* [SUPPLIED MATERIAL]
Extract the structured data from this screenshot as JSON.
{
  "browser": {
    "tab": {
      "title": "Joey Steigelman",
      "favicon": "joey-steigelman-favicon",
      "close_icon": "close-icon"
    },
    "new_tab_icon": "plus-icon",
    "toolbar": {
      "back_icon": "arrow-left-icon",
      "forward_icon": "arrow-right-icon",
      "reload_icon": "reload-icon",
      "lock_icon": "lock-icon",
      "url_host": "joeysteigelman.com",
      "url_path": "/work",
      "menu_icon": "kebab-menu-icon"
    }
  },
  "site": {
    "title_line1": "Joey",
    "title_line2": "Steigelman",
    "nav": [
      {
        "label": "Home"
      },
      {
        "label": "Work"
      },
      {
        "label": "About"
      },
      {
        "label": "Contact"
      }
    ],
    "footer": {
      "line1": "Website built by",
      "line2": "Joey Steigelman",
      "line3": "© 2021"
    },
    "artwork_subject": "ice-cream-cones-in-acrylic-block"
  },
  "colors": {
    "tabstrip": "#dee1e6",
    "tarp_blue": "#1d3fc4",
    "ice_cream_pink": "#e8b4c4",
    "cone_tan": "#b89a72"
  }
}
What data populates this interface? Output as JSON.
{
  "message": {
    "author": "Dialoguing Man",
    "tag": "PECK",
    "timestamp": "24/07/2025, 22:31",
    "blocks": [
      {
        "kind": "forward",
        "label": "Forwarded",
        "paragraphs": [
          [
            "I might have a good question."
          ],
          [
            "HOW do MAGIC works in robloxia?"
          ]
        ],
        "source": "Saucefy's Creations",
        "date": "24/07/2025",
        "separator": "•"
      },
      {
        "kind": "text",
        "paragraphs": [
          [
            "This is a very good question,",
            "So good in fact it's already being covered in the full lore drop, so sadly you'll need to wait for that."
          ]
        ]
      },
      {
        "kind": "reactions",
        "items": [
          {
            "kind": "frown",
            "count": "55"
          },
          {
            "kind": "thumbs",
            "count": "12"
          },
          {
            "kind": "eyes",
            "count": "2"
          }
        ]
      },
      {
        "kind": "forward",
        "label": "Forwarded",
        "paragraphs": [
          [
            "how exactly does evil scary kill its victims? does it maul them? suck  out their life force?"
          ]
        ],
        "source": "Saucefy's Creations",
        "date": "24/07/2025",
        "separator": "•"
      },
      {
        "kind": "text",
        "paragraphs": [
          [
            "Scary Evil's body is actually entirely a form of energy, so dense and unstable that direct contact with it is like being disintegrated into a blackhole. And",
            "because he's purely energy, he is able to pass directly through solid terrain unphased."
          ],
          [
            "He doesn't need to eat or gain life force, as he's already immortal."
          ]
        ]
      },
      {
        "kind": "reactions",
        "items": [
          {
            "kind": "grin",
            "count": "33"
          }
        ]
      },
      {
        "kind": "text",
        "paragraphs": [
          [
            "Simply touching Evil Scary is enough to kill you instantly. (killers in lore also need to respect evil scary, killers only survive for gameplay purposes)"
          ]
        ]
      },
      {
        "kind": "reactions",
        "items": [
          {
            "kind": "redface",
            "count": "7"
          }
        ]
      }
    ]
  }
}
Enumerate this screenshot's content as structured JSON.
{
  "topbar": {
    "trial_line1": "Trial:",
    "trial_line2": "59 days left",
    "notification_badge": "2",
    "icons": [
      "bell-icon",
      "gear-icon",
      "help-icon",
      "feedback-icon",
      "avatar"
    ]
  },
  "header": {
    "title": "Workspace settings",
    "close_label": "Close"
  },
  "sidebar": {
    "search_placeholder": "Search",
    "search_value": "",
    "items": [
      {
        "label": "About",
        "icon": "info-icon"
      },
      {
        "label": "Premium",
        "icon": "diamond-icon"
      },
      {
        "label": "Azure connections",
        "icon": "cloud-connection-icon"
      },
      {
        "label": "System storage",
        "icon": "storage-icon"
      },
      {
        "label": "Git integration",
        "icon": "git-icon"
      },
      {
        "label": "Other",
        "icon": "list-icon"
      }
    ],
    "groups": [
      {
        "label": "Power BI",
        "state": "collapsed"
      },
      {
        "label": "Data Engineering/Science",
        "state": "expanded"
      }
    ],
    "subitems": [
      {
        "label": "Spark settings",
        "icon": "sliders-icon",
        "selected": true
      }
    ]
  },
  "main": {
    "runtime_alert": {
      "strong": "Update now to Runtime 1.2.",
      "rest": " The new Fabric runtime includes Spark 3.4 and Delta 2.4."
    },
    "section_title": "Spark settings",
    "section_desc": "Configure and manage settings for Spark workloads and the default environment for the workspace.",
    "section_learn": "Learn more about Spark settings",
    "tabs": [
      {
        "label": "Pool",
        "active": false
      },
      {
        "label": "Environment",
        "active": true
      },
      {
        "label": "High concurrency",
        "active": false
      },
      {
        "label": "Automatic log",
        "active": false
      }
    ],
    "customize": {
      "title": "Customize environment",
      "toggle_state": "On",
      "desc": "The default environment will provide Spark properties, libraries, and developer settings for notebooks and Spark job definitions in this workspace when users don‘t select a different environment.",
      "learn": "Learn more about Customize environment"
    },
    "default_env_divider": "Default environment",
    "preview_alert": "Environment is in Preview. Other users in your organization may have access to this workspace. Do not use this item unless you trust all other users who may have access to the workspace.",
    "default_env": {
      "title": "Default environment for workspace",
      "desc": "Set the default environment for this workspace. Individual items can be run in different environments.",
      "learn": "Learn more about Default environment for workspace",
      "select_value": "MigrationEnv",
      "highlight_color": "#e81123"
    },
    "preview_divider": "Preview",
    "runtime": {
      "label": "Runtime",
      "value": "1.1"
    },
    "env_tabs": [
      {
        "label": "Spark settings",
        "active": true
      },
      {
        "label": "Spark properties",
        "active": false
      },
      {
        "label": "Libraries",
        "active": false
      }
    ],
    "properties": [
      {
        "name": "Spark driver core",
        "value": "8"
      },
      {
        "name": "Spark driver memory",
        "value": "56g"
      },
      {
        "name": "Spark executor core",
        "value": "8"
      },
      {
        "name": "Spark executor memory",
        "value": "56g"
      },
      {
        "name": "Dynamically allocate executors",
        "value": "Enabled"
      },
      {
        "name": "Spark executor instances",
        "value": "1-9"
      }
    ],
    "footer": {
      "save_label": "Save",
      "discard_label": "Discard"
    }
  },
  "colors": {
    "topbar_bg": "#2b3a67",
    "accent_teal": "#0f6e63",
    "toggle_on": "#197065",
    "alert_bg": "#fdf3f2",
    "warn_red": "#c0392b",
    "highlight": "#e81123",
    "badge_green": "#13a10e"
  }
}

* [SET PROBLEM] Pick out lines containing the word "settings", each one as written.

* [RESULT]
    "title": "Workspace settings",
        "label": "Spark settings",
    "section_title": "Spark settings",
    "section_desc": "Configure and manage settings for Spark workloads and the default environment for the workspace.",
    "section_learn": "Learn more about Spark settings",
      "desc": "The default environment will provide Spark properties, libraries, and developer settings for notebooks and Spark job definitions in this workspace when users don‘t select a different environment.",
        "label": "Spark settings",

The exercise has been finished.